Task statement
Leave out the pictures and restate the rest of the data exactly.

-- Start The input --

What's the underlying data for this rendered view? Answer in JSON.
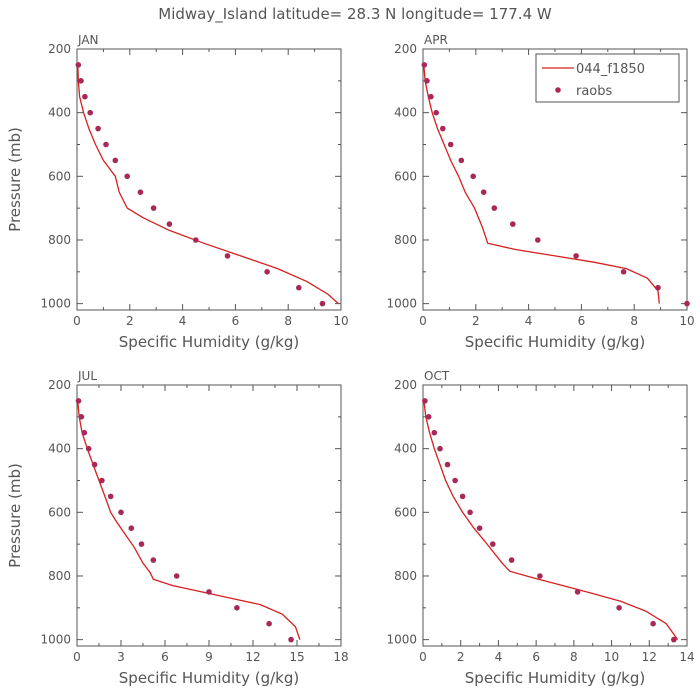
{
  "figure": {
    "title": "Midway_Island  latitude= 28.3 N longitude= 177.4 W",
    "model_color": "#d62020",
    "obs_color": "#a8285a"
  },
  "legend": {
    "model_label": "044_f1850",
    "obs_label": "raobs"
  },
  "chart_data": [
    {
      "type": "line",
      "panel": "JAN",
      "xlabel": "Specific Humidity (g/kg)",
      "ylabel": "Pressure (mb)",
      "xlim": [
        0,
        10
      ],
      "ylim": [
        1020,
        200
      ],
      "xticks": [
        "0",
        "2",
        "4",
        "6",
        "8",
        "10"
      ],
      "yticks": [
        "200",
        "400",
        "600",
        "800",
        "1000"
      ],
      "legend": false,
      "series": [
        {
          "name": "044_f1850",
          "points": [
            [
              0.03,
              250
            ],
            [
              0.05,
              300
            ],
            [
              0.1,
              350
            ],
            [
              0.25,
              400
            ],
            [
              0.45,
              450
            ],
            [
              0.7,
              500
            ],
            [
              1.0,
              550
            ],
            [
              1.45,
              600
            ],
            [
              1.6,
              650
            ],
            [
              1.9,
              700
            ],
            [
              2.5,
              730
            ],
            [
              3.5,
              770
            ],
            [
              4.8,
              810
            ],
            [
              6.2,
              850
            ],
            [
              7.6,
              890
            ],
            [
              8.7,
              930
            ],
            [
              9.5,
              970
            ],
            [
              9.9,
              1000
            ]
          ]
        },
        {
          "name": "raobs",
          "points": [
            [
              0.05,
              250
            ],
            [
              0.15,
              300
            ],
            [
              0.3,
              350
            ],
            [
              0.5,
              400
            ],
            [
              0.8,
              450
            ],
            [
              1.1,
              500
            ],
            [
              1.45,
              550
            ],
            [
              1.9,
              600
            ],
            [
              2.4,
              650
            ],
            [
              2.9,
              700
            ],
            [
              3.5,
              750
            ],
            [
              4.5,
              800
            ],
            [
              5.7,
              850
            ],
            [
              7.2,
              900
            ],
            [
              8.4,
              950
            ],
            [
              9.3,
              1000
            ]
          ]
        }
      ]
    },
    {
      "type": "line",
      "panel": "APR",
      "xlabel": "Specific Humidity (g/kg)",
      "ylabel": "",
      "xlim": [
        0,
        10
      ],
      "ylim": [
        1020,
        200
      ],
      "xticks": [
        "0",
        "2",
        "4",
        "6",
        "8",
        "10"
      ],
      "yticks": [
        "200",
        "400",
        "600",
        "800",
        "1000"
      ],
      "legend": true,
      "series": [
        {
          "name": "044_f1850",
          "points": [
            [
              0.03,
              250
            ],
            [
              0.08,
              300
            ],
            [
              0.2,
              350
            ],
            [
              0.35,
              400
            ],
            [
              0.55,
              450
            ],
            [
              0.8,
              500
            ],
            [
              1.05,
              550
            ],
            [
              1.35,
              600
            ],
            [
              1.6,
              650
            ],
            [
              1.95,
              700
            ],
            [
              2.25,
              760
            ],
            [
              2.45,
              810
            ],
            [
              3.5,
              830
            ],
            [
              5.0,
              850
            ],
            [
              6.5,
              870
            ],
            [
              7.7,
              890
            ],
            [
              8.5,
              920
            ],
            [
              8.9,
              960
            ],
            [
              8.95,
              1000
            ]
          ]
        },
        {
          "name": "raobs",
          "points": [
            [
              0.05,
              250
            ],
            [
              0.15,
              300
            ],
            [
              0.3,
              350
            ],
            [
              0.5,
              400
            ],
            [
              0.75,
              450
            ],
            [
              1.05,
              500
            ],
            [
              1.45,
              550
            ],
            [
              1.9,
              600
            ],
            [
              2.3,
              650
            ],
            [
              2.7,
              700
            ],
            [
              3.4,
              750
            ],
            [
              4.35,
              800
            ],
            [
              5.8,
              850
            ],
            [
              7.6,
              900
            ],
            [
              8.9,
              950
            ],
            [
              10.0,
              1000
            ]
          ]
        }
      ]
    },
    {
      "type": "line",
      "panel": "JUL",
      "xlabel": "Specific Humidity (g/kg)",
      "ylabel": "Pressure (mb)",
      "xlim": [
        0,
        18
      ],
      "ylim": [
        1020,
        200
      ],
      "xticks": [
        "0",
        "3",
        "6",
        "9",
        "12",
        "15",
        "18"
      ],
      "yticks": [
        "200",
        "400",
        "600",
        "800",
        "1000"
      ],
      "legend": false,
      "series": [
        {
          "name": "044_f1850",
          "points": [
            [
              0.05,
              250
            ],
            [
              0.15,
              300
            ],
            [
              0.35,
              350
            ],
            [
              0.7,
              400
            ],
            [
              1.1,
              450
            ],
            [
              1.5,
              500
            ],
            [
              1.9,
              550
            ],
            [
              2.3,
              600
            ],
            [
              2.7,
              630
            ],
            [
              3.3,
              670
            ],
            [
              3.9,
              710
            ],
            [
              4.5,
              760
            ],
            [
              5.0,
              790
            ],
            [
              5.2,
              810
            ],
            [
              6.5,
              830
            ],
            [
              8.5,
              850
            ],
            [
              10.5,
              870
            ],
            [
              12.5,
              890
            ],
            [
              14.0,
              920
            ],
            [
              14.9,
              960
            ],
            [
              15.2,
              1000
            ]
          ]
        },
        {
          "name": "raobs",
          "points": [
            [
              0.1,
              250
            ],
            [
              0.3,
              300
            ],
            [
              0.5,
              350
            ],
            [
              0.8,
              400
            ],
            [
              1.2,
              450
            ],
            [
              1.7,
              500
            ],
            [
              2.3,
              550
            ],
            [
              3.0,
              600
            ],
            [
              3.7,
              650
            ],
            [
              4.4,
              700
            ],
            [
              5.2,
              750
            ],
            [
              6.8,
              800
            ],
            [
              9.0,
              850
            ],
            [
              10.9,
              900
            ],
            [
              13.1,
              950
            ],
            [
              14.6,
              1000
            ]
          ]
        }
      ]
    },
    {
      "type": "line",
      "panel": "OCT",
      "xlabel": "Specific Humidity (g/kg)",
      "ylabel": "",
      "xlim": [
        0,
        14
      ],
      "ylim": [
        1020,
        200
      ],
      "xticks": [
        "0",
        "2",
        "4",
        "6",
        "8",
        "10",
        "12",
        "14"
      ],
      "yticks": [
        "200",
        "400",
        "600",
        "800",
        "1000"
      ],
      "legend": false,
      "series": [
        {
          "name": "044_f1850",
          "points": [
            [
              0.05,
              250
            ],
            [
              0.15,
              300
            ],
            [
              0.35,
              350
            ],
            [
              0.6,
              400
            ],
            [
              0.9,
              450
            ],
            [
              1.2,
              500
            ],
            [
              1.6,
              550
            ],
            [
              2.1,
              600
            ],
            [
              2.7,
              650
            ],
            [
              3.4,
              700
            ],
            [
              4.2,
              760
            ],
            [
              4.6,
              785
            ],
            [
              5.8,
              805
            ],
            [
              7.4,
              830
            ],
            [
              9.0,
              855
            ],
            [
              10.5,
              880
            ],
            [
              11.8,
              910
            ],
            [
              12.9,
              950
            ],
            [
              13.5,
              1000
            ]
          ]
        },
        {
          "name": "raobs",
          "points": [
            [
              0.1,
              250
            ],
            [
              0.3,
              300
            ],
            [
              0.6,
              350
            ],
            [
              0.9,
              400
            ],
            [
              1.3,
              450
            ],
            [
              1.7,
              500
            ],
            [
              2.1,
              550
            ],
            [
              2.5,
              600
            ],
            [
              3.0,
              650
            ],
            [
              3.7,
              700
            ],
            [
              4.7,
              750
            ],
            [
              6.2,
              800
            ],
            [
              8.2,
              850
            ],
            [
              10.4,
              900
            ],
            [
              12.2,
              950
            ],
            [
              13.3,
              1000
            ]
          ]
        }
      ]
    }
  ]
}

-- End The input --

Written answer
What's the underlying data for this rendered view? Answer in JSON.
{
  "figure": {
    "title": "Midway_Island  latitude= 28.3 N longitude= 177.4 W",
    "model_color": "#d62020",
    "obs_color": "#a8285a"
  },
  "legend": {
    "model_label": "044_f1850",
    "obs_label": "raobs"
  },
  "chart_data": [
    {
      "type": "line",
      "panel": "JAN",
      "xlabel": "Specific Humidity (g/kg)",
      "ylabel": "Pressure (mb)",
      "xlim": [
        0,
        10
      ],
      "ylim": [
        1020,
        200
      ],
      "xticks": [
        "0",
        "2",
        "4",
        "6",
        "8",
        "10"
      ],
      "yticks": [
        "200",
        "400",
        "600",
        "800",
        "1000"
      ],
      "legend": false,
      "series": [
        {
          "name": "044_f1850",
          "points": [
            [
              0.03,
              250
            ],
            [
              0.05,
              300
            ],
            [
              0.1,
              350
            ],
            [
              0.25,
              400
            ],
            [
              0.45,
              450
            ],
            [
              0.7,
              500
            ],
            [
              1.0,
              550
            ],
            [
              1.45,
              600
            ],
            [
              1.6,
              650
            ],
            [
              1.9,
              700
            ],
            [
              2.5,
              730
            ],
            [
              3.5,
              770
            ],
            [
              4.8,
              810
            ],
            [
              6.2,
              850
            ],
            [
              7.6,
              890
            ],
            [
              8.7,
              930
            ],
            [
              9.5,
              970
            ],
            [
              9.9,
              1000
            ]
          ]
        },
        {
          "name": "raobs",
          "points": [
            [
              0.05,
              250
            ],
            [
              0.15,
              300
            ],
            [
              0.3,
              350
            ],
            [
              0.5,
              400
            ],
            [
              0.8,
              450
            ],
            [
              1.1,
              500
            ],
            [
              1.45,
              550
            ],
            [
              1.9,
              600
            ],
            [
              2.4,
              650
            ],
            [
              2.9,
              700
            ],
            [
              3.5,
              750
            ],
            [
              4.5,
              800
            ],
            [
              5.7,
              850
            ],
            [
              7.2,
              900
            ],
            [
              8.4,
              950
            ],
            [
              9.3,
              1000
            ]
          ]
        }
      ]
    },
    {
      "type": "line",
      "panel": "APR",
      "xlabel": "Specific Humidity (g/kg)",
      "ylabel": "",
      "xlim": [
        0,
        10
      ],
      "ylim": [
        1020,
        200
      ],
      "xticks": [
        "0",
        "2",
        "4",
        "6",
        "8",
        "10"
      ],
      "yticks": [
        "200",
        "400",
        "600",
        "800",
        "1000"
      ],
      "legend": true,
      "series": [
        {
          "name": "044_f1850",
          "points": [
            [
              0.03,
              250
            ],
            [
              0.08,
              300
            ],
            [
              0.2,
              350
            ],
            [
              0.35,
              400
            ],
            [
              0.55,
              450
            ],
            [
              0.8,
              500
            ],
            [
              1.05,
              550
            ],
            [
              1.35,
              600
            ],
            [
              1.6,
              650
            ],
            [
              1.95,
              700
            ],
            [
              2.25,
              760
            ],
            [
              2.45,
              810
            ],
            [
              3.5,
              830
            ],
            [
              5.0,
              850
            ],
            [
              6.5,
              870
            ],
            [
              7.7,
              890
            ],
            [
              8.5,
              920
            ],
            [
              8.9,
              960
            ],
            [
              8.95,
              1000
            ]
          ]
        },
        {
          "name": "raobs",
          "points": [
            [
              0.05,
              250
            ],
            [
              0.15,
              300
            ],
            [
              0.3,
              350
            ],
            [
              0.5,
              400
            ],
            [
              0.75,
              450
            ],
            [
              1.05,
              500
            ],
            [
              1.45,
              550
            ],
            [
              1.9,
              600
            ],
            [
              2.3,
              650
            ],
            [
              2.7,
              700
            ],
            [
              3.4,
              750
            ],
            [
              4.35,
              800
            ],
            [
              5.8,
              850
            ],
            [
              7.6,
              900
            ],
            [
              8.9,
              950
            ],
            [
              10.0,
              1000
            ]
          ]
        }
      ]
    },
    {
      "type": "line",
      "panel": "JUL",
      "xlabel": "Specific Humidity (g/kg)",
      "ylabel": "Pressure (mb)",
      "xlim": [
        0,
        18
      ],
      "ylim": [
        1020,
        200
      ],
      "xticks": [
        "0",
        "3",
        "6",
        "9",
        "12",
        "15",
        "18"
      ],
      "yticks": [
        "200",
        "400",
        "600",
        "800",
        "1000"
      ],
      "legend": false,
      "series": [
        {
          "name": "044_f1850",
          "points": [
            [
              0.05,
              250
            ],
            [
              0.15,
              300
            ],
            [
              0.35,
              350
            ],
            [
              0.7,
              400
            ],
            [
              1.1,
              450
            ],
            [
              1.5,
              500
            ],
            [
              1.9,
              550
            ],
            [
              2.3,
              600
            ],
            [
              2.7,
              630
            ],
            [
              3.3,
              670
            ],
            [
              3.9,
              710
            ],
            [
              4.5,
              760
            ],
            [
              5.0,
              790
            ],
            [
              5.2,
              810
            ],
            [
              6.5,
              830
            ],
            [
              8.5,
              850
            ],
            [
              10.5,
              870
            ],
            [
              12.5,
              890
            ],
            [
              14.0,
              920
            ],
            [
              14.9,
              960
            ],
            [
              15.2,
              1000
            ]
          ]
        },
        {
          "name": "raobs",
          "points": [
            [
              0.1,
              250
            ],
            [
              0.3,
              300
            ],
            [
              0.5,
              350
            ],
            [
              0.8,
              400
            ],
            [
              1.2,
              450
            ],
            [
              1.7,
              500
            ],
            [
              2.3,
              550
            ],
            [
              3.0,
              600
            ],
            [
              3.7,
              650
            ],
            [
              4.4,
              700
            ],
            [
              5.2,
              750
            ],
            [
              6.8,
              800
            ],
            [
              9.0,
              850
            ],
            [
              10.9,
              900
            ],
            [
              13.1,
              950
            ],
            [
              14.6,
              1000
            ]
          ]
        }
      ]
    },
    {
      "type": "line",
      "panel": "OCT",
      "xlabel": "Specific Humidity (g/kg)",
      "ylabel": "",
      "xlim": [
        0,
        14
      ],
      "ylim": [
        1020,
        200
      ],
      "xticks": [
        "0",
        "2",
        "4",
        "6",
        "8",
        "10",
        "12",
        "14"
      ],
      "yticks": [
        "200",
        "400",
        "600",
        "800",
        "1000"
      ],
      "legend": false,
      "series": [
        {
          "name": "044_f1850",
          "points": [
            [
              0.05,
              250
            ],
            [
              0.15,
              300
            ],
            [
              0.35,
              350
            ],
            [
              0.6,
              400
            ],
            [
              0.9,
              450
            ],
            [
              1.2,
              500
            ],
            [
              1.6,
              550
            ],
            [
              2.1,
              600
            ],
            [
              2.7,
              650
            ],
            [
              3.4,
              700
            ],
            [
              4.2,
              760
            ],
            [
              4.6,
              785
            ],
            [
              5.8,
              805
            ],
            [
              7.4,
              830
            ],
            [
              9.0,
              855
            ],
            [
              10.5,
              880
            ],
            [
              11.8,
              910
            ],
            [
              12.9,
              950
            ],
            [
              13.5,
              1000
            ]
          ]
        },
        {
          "name": "raobs",
          "points": [
            [
              0.1,
              250
            ],
            [
              0.3,
              300
            ],
            [
              0.6,
              350
            ],
            [
              0.9,
              400
            ],
            [
              1.3,
              450
            ],
            [
              1.7,
              500
            ],
            [
              2.1,
              550
            ],
            [
              2.5,
              600
            ],
            [
              3.0,
              650
            ],
            [
              3.7,
              700
            ],
            [
              4.7,
              750
            ],
            [
              6.2,
              800
            ],
            [
              8.2,
              850
            ],
            [
              10.4,
              900
            ],
            [
              12.2,
              950
            ],
            [
              13.3,
              1000
            ]
          ]
        }
      ]
    }
  ]
}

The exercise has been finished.